**The problem**
Locate every line that holds the string "JSON" and copy it.

**Items listed in a dataset**
┄┄┄┄┄┄

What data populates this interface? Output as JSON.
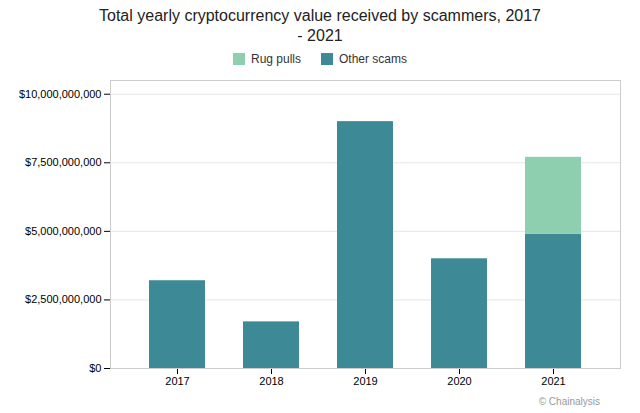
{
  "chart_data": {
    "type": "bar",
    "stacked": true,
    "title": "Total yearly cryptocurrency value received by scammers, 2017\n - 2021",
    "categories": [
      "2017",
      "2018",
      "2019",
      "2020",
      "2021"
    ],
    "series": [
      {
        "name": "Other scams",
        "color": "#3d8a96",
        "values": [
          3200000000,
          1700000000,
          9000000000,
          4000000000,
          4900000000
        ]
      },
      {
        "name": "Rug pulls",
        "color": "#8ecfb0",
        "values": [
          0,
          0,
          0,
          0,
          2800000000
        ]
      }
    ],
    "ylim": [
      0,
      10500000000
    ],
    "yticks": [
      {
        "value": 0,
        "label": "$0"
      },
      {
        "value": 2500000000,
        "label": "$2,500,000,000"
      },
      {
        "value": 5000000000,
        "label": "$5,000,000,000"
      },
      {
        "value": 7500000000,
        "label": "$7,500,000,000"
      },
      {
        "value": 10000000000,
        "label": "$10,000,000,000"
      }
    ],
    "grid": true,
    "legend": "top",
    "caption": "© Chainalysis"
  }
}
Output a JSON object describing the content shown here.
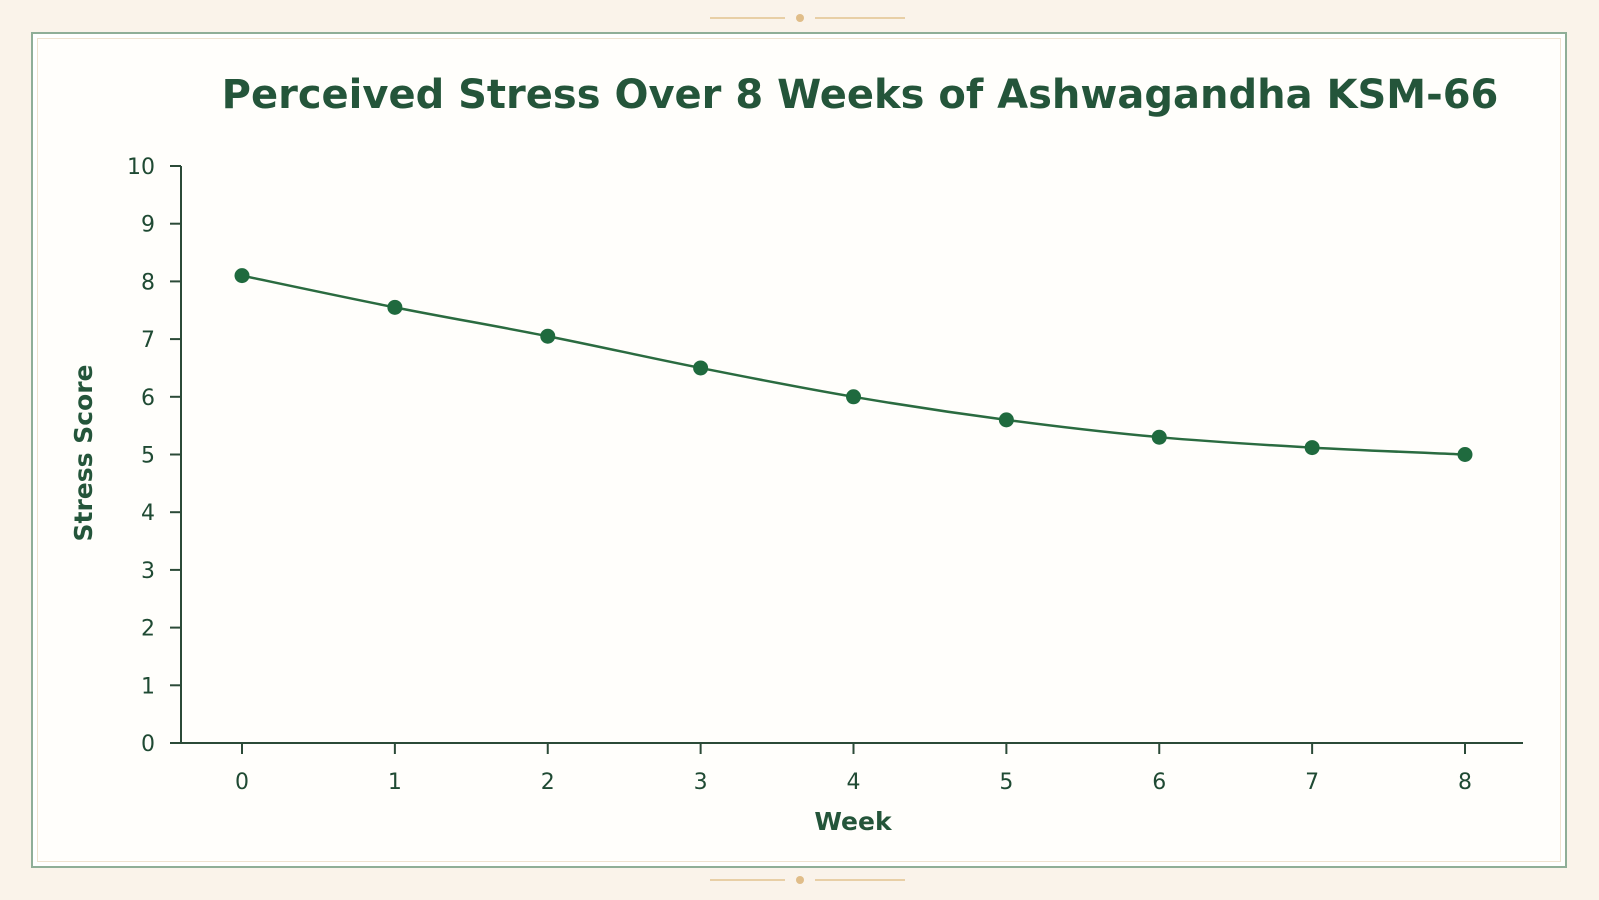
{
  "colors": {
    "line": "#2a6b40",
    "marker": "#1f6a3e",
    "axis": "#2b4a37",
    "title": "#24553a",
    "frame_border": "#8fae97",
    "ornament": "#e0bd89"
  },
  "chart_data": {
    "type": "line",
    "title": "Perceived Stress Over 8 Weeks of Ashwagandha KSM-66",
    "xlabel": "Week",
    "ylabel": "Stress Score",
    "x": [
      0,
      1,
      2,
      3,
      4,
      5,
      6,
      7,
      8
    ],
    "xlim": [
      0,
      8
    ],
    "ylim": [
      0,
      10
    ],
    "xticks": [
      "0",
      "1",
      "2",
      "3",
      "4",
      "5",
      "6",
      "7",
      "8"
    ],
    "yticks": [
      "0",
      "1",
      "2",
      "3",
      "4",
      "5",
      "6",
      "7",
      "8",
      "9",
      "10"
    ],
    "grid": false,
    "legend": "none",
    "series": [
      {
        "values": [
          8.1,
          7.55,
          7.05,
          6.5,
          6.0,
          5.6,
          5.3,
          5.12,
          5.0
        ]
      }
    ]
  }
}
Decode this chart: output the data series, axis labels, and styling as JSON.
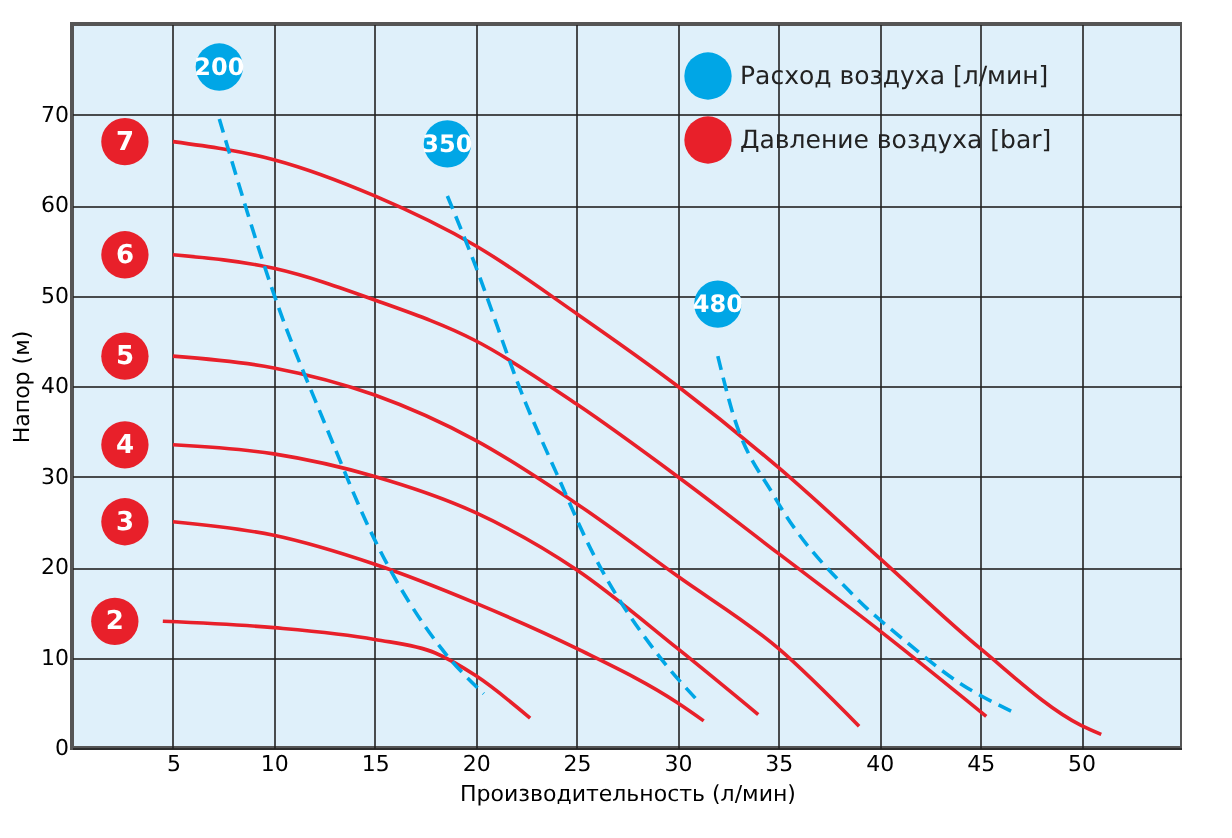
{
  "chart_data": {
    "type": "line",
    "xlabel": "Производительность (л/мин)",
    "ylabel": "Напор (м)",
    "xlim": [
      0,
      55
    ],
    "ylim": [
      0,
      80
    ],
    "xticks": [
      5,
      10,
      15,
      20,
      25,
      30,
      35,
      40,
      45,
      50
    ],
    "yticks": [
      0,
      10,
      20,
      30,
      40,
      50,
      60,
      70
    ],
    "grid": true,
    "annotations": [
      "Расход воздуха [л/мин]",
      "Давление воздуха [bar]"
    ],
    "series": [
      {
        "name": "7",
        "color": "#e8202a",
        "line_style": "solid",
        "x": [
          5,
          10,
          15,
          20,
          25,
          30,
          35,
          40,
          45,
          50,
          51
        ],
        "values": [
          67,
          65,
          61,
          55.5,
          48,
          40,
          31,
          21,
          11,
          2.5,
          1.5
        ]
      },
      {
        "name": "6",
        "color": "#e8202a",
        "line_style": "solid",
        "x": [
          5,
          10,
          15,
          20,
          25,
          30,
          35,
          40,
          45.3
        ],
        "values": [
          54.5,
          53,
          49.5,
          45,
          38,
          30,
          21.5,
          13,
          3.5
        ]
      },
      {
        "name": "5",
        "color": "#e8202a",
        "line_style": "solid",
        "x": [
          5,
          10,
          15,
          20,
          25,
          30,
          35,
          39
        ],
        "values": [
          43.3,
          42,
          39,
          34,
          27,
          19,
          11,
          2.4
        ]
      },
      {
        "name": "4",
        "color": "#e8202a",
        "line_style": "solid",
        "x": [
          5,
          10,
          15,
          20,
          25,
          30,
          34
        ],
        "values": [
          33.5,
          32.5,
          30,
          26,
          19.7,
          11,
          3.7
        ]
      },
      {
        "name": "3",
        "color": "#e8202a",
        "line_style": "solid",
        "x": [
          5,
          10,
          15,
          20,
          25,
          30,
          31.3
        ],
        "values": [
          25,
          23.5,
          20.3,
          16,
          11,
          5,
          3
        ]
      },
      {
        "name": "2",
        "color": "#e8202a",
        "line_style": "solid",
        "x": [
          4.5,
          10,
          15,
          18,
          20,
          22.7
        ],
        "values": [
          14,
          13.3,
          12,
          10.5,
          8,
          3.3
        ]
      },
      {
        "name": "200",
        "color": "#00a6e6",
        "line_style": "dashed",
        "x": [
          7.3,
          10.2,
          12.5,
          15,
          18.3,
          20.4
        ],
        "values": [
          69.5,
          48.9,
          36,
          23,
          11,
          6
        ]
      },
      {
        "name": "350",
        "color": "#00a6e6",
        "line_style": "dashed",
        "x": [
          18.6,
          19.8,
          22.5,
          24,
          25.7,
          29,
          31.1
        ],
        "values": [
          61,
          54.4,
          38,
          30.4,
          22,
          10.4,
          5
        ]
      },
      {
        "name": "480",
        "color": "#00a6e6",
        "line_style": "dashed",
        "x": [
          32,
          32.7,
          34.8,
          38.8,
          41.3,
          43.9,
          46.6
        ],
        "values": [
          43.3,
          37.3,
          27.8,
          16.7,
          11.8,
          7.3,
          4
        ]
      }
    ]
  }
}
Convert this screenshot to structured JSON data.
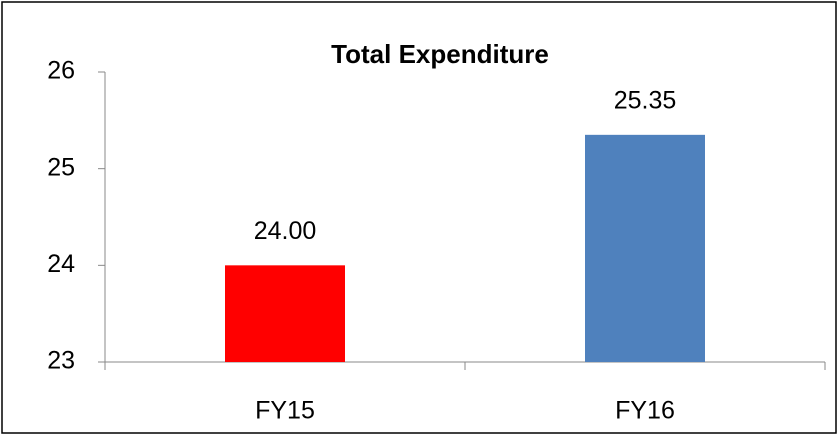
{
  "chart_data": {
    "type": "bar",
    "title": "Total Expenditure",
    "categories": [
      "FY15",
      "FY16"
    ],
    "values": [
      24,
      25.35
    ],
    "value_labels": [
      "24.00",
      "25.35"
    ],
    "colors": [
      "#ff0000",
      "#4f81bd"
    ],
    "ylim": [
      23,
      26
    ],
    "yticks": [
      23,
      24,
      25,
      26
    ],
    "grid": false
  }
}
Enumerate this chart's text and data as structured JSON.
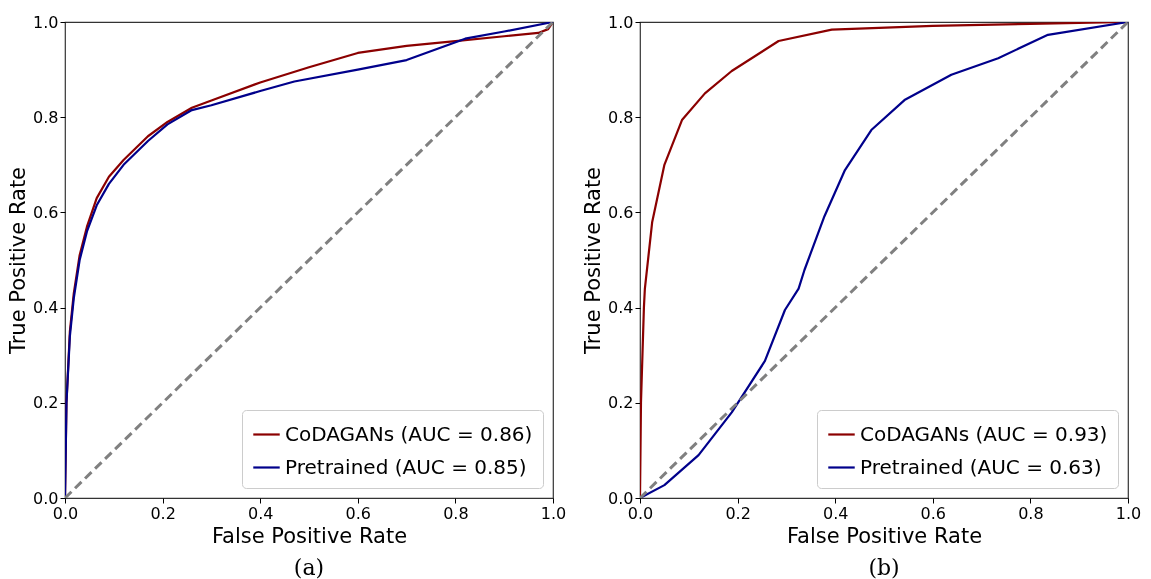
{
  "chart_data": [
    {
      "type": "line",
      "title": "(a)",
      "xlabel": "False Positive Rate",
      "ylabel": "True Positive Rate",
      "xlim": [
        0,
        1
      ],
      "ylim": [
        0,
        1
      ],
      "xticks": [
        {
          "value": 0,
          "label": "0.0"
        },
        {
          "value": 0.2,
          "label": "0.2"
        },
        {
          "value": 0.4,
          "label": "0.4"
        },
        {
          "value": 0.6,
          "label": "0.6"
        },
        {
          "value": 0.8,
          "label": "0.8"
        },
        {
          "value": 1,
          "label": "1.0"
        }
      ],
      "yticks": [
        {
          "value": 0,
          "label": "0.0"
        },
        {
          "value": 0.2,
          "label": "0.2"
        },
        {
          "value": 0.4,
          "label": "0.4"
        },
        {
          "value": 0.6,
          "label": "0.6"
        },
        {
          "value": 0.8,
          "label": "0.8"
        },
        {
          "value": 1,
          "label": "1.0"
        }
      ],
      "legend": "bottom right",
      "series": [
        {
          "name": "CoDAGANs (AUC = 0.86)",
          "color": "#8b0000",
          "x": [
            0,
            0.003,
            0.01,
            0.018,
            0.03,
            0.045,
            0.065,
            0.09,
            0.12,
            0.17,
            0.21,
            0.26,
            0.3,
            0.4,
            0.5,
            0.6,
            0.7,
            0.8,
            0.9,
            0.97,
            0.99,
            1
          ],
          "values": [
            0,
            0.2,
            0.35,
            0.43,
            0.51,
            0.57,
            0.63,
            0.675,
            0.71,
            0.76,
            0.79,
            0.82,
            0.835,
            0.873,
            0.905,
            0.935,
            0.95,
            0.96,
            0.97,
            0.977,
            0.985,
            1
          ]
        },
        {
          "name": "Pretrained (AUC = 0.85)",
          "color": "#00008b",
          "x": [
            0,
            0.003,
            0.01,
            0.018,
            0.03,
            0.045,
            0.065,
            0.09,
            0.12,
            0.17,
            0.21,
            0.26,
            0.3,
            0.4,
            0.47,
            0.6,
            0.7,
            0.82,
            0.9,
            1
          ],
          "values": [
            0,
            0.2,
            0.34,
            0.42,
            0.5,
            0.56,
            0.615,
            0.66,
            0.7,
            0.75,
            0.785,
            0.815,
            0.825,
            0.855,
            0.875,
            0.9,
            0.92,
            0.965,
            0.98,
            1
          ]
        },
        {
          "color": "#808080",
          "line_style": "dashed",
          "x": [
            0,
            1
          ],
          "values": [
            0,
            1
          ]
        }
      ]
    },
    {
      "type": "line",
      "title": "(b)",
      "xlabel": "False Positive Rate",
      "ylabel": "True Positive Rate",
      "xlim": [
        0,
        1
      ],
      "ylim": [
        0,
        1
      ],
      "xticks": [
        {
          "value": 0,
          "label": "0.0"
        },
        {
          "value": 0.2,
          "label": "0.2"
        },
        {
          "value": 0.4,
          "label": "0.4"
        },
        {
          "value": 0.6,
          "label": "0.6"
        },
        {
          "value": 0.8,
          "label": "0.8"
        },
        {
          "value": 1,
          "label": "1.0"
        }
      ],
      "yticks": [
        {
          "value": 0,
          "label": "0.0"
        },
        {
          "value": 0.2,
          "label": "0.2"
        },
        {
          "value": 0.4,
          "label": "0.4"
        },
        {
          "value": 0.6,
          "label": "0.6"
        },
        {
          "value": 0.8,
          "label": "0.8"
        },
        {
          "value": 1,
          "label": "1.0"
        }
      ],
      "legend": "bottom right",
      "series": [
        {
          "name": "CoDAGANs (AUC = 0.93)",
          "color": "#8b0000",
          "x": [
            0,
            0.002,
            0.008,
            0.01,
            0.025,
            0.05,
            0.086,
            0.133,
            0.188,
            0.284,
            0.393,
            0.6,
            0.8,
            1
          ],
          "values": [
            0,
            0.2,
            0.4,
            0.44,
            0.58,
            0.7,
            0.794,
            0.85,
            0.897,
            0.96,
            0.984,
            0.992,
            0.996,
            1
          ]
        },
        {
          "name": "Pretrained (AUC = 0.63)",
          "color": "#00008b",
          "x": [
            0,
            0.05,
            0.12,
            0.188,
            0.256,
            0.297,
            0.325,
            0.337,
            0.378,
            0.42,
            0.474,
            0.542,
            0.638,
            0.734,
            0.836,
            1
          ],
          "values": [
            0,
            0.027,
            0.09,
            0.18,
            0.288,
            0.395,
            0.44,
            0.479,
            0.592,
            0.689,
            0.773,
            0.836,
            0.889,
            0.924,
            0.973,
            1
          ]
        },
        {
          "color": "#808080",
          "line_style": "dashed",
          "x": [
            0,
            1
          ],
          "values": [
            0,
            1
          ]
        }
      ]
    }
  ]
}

┄┄┄┄┄┄

**Worked solution**
What data populates this interface? Output as JSON.
Output a JSON object describing the content shown here.
Decode this chart: output the data series, axis labels, and styling as JSON.
Convert this screenshot to structured JSON data.
Enumerate this chart's text and data as structured JSON.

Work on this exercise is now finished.